## ÉNONCÉ
Pour chaque affirmation, dites si elle concorde avec le texte sur le partenariat économique, en répondant par oui ou non et en citant les mots décisifs du texte. 1. Le chef de l'État s'est rendu en Algérie en décembre 2012. 2. Les exemples d'EADS et de Safran se situent à Tanger. 3. L'Union européenne soutient déjà le développement des services informatiques et des nouvelles technologies de la communication.

## TEXTE FOURNI
++++++++++++++++++++
Lors de son déplacement en Algérie en décembre 2012, le chef de l'État a plaidé pour un partenariat qui permette de créer ou de préserver les emplois en France tout en créant aussi des emplois en Algérie. Il a incité les entreprises françaises à intensifier leur présence en Algérie et leur appui à l'économie algérienne, en alliant "compétitivité, qualité et performance".

Les exemples à Casablanca d'EADS et de Safran illustrent ce partenariat gagnant-gagnant : la France contribue à faire du Maroc un pôle d'excellence dans l'aéronautique et en même temps ces investissements permettent de renforcer la compétitivité des maisons mères. S'agissant de la filière automobile, l'exemple des investissements de Renault à Tanger 337 ( * ) et demain à Oran 338 ( * ) sont également des exemples intéressants.

Dans les services, les pistes sont nombreuses à commencer par les services informatiques et les nouvelles technologies de la communication 339 ( * ) . D'ores et déjà l'Union européenne soutient la création d'un environnement favorable au développement de ces services par des travaux conjoints centrés sur l'établissement de marchés des télécommunications ouverts, régulés et équitablement.
++++++++++++++++++++
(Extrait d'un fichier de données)
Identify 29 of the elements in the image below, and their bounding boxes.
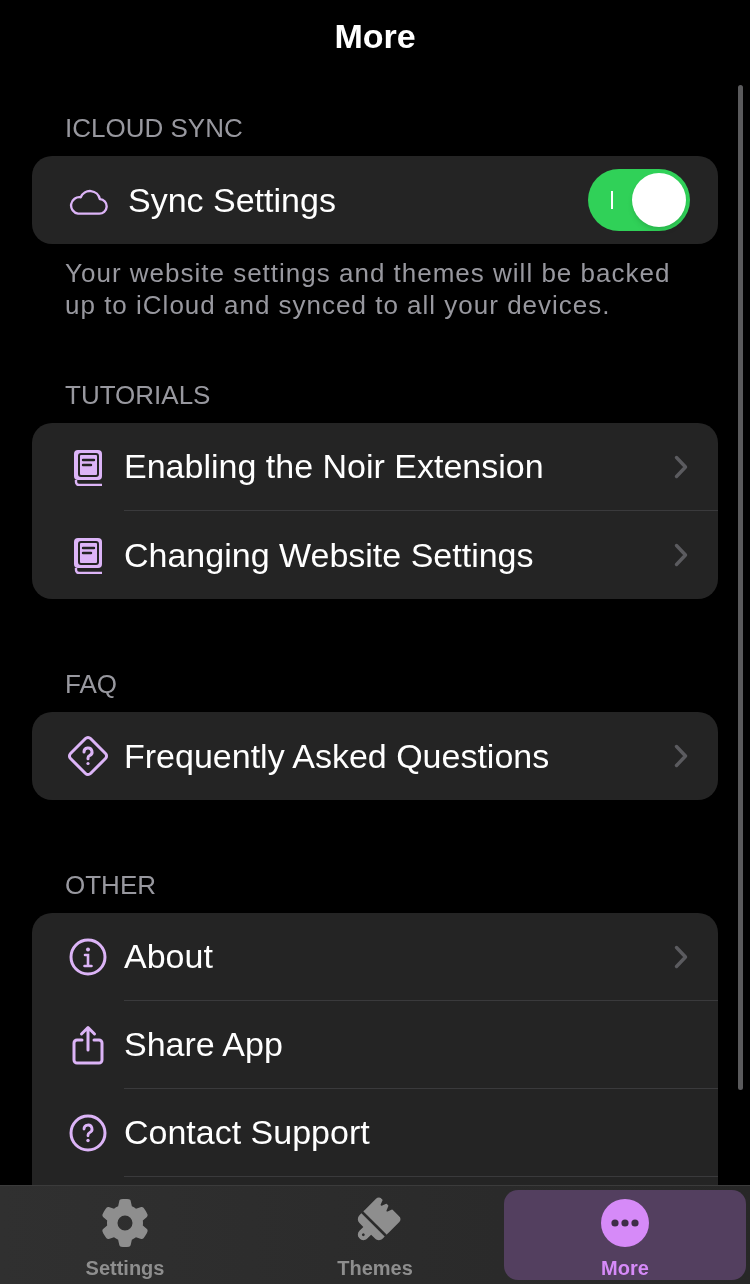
gear-icon: [101, 1199, 149, 1247]
tab-button[interactable]: Settings: [4, 1190, 246, 1280]
section-header: ICLOUD SYNC: [65, 112, 243, 144]
row-label: Sync Settings: [128, 179, 337, 221]
section-footer: Your website settings and themes will be backed up to iCloud and synced to all your devices.: [65, 257, 690, 321]
page-title: More: [334, 16, 416, 56]
ellipsis-circle-icon: [601, 1199, 649, 1247]
list-item[interactable]: Share App: [32, 1001, 718, 1089]
chevron-right-icon: [674, 944, 688, 969]
share-icon: [72, 1025, 104, 1065]
book-icon: [73, 448, 103, 486]
toggle-thumb[interactable]: [632, 173, 686, 227]
chevron-right-icon: [674, 543, 688, 567]
book-icon: [73, 536, 103, 574]
chevron-right-icon: [674, 744, 688, 768]
info-icon: [69, 938, 107, 976]
tab-button[interactable]: Themes: [254, 1190, 496, 1280]
list-item[interactable]: About: [32, 913, 718, 1001]
section-header: TUTORIALS: [65, 379, 211, 411]
tab-button[interactable]: More: [504, 1190, 746, 1280]
help-icon: [69, 1114, 107, 1152]
list-item[interactable]: Frequently Asked Questions: [32, 712, 718, 800]
list-item[interactable]: Changing Website Settings: [32, 511, 718, 599]
chevron-right-icon: [674, 454, 688, 479]
list-item[interactable]: Contact Support: [32, 1089, 718, 1177]
list-item[interactable]: Enabling the Noir Extension: [32, 423, 718, 511]
question-diamond-icon: [67, 735, 109, 777]
section-header: OTHER: [65, 869, 156, 901]
section-header: FAQ: [65, 668, 117, 700]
++++++++++++++++++++
## RÉPONSE
1. Oui : « Lors de son déplacement en Algérie en décembre 2012 »
2. Non : « Les exemples à Casablanca d'EADS et de Safran »
3. Oui : « D'ores et déjà l'Union européenne soutient la création d'un environnement favorable au développement de ces services »